* **Problem requirements**
Tally the lines below that contain the word "Izrael", then give the tally and nothing more.
================
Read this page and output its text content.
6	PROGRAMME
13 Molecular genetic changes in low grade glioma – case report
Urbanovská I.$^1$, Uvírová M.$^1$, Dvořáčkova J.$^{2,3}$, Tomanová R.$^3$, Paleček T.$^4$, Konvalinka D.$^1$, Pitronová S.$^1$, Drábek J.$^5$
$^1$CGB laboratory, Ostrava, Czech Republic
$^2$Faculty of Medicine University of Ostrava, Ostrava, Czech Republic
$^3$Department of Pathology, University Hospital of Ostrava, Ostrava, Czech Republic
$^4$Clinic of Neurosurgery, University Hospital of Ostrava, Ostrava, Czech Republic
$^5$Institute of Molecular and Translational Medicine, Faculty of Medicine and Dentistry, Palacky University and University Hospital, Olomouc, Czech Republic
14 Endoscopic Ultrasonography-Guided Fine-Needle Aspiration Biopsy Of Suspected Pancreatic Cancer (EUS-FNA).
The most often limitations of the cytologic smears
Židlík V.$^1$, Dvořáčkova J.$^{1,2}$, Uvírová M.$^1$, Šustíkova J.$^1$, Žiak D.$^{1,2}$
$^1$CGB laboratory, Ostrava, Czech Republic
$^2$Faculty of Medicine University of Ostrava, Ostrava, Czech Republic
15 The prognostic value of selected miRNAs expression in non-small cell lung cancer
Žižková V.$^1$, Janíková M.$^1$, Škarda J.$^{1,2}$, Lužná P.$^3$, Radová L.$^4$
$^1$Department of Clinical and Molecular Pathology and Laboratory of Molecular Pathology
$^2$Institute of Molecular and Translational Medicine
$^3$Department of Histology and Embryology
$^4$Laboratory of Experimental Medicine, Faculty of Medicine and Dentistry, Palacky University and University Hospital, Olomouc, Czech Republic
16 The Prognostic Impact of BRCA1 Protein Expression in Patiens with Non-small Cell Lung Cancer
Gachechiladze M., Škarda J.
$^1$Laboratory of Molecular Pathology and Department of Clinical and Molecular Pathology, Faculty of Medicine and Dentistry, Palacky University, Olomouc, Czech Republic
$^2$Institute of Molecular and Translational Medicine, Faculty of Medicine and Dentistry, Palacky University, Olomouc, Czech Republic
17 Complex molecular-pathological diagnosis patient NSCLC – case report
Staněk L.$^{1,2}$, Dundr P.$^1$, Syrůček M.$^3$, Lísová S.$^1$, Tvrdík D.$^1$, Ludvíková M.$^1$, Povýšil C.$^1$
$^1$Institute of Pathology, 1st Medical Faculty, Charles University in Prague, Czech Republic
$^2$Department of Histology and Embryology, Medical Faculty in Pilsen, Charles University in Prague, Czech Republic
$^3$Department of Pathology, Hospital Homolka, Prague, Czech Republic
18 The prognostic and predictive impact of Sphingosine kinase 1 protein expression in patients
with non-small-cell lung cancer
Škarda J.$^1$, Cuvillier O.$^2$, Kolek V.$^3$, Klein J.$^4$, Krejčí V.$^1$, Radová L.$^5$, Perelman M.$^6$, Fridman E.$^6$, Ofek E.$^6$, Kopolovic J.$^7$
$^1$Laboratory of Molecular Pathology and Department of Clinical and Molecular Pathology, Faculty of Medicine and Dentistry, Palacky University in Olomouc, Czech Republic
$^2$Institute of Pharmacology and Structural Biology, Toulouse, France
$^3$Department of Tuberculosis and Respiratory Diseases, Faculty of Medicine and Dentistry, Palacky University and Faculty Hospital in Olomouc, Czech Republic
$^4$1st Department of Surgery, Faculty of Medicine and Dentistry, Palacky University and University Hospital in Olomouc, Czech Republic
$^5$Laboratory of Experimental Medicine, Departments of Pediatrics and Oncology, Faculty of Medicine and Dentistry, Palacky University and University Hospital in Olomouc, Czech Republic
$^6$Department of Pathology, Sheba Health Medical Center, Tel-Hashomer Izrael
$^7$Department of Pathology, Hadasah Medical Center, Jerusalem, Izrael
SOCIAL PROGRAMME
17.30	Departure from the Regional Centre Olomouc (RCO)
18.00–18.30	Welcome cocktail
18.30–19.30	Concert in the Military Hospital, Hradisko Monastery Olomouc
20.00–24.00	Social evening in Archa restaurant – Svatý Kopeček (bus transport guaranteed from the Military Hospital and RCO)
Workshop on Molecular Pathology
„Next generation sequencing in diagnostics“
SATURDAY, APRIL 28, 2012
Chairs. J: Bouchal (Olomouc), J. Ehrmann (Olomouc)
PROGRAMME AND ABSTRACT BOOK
================
* **Written solution**
2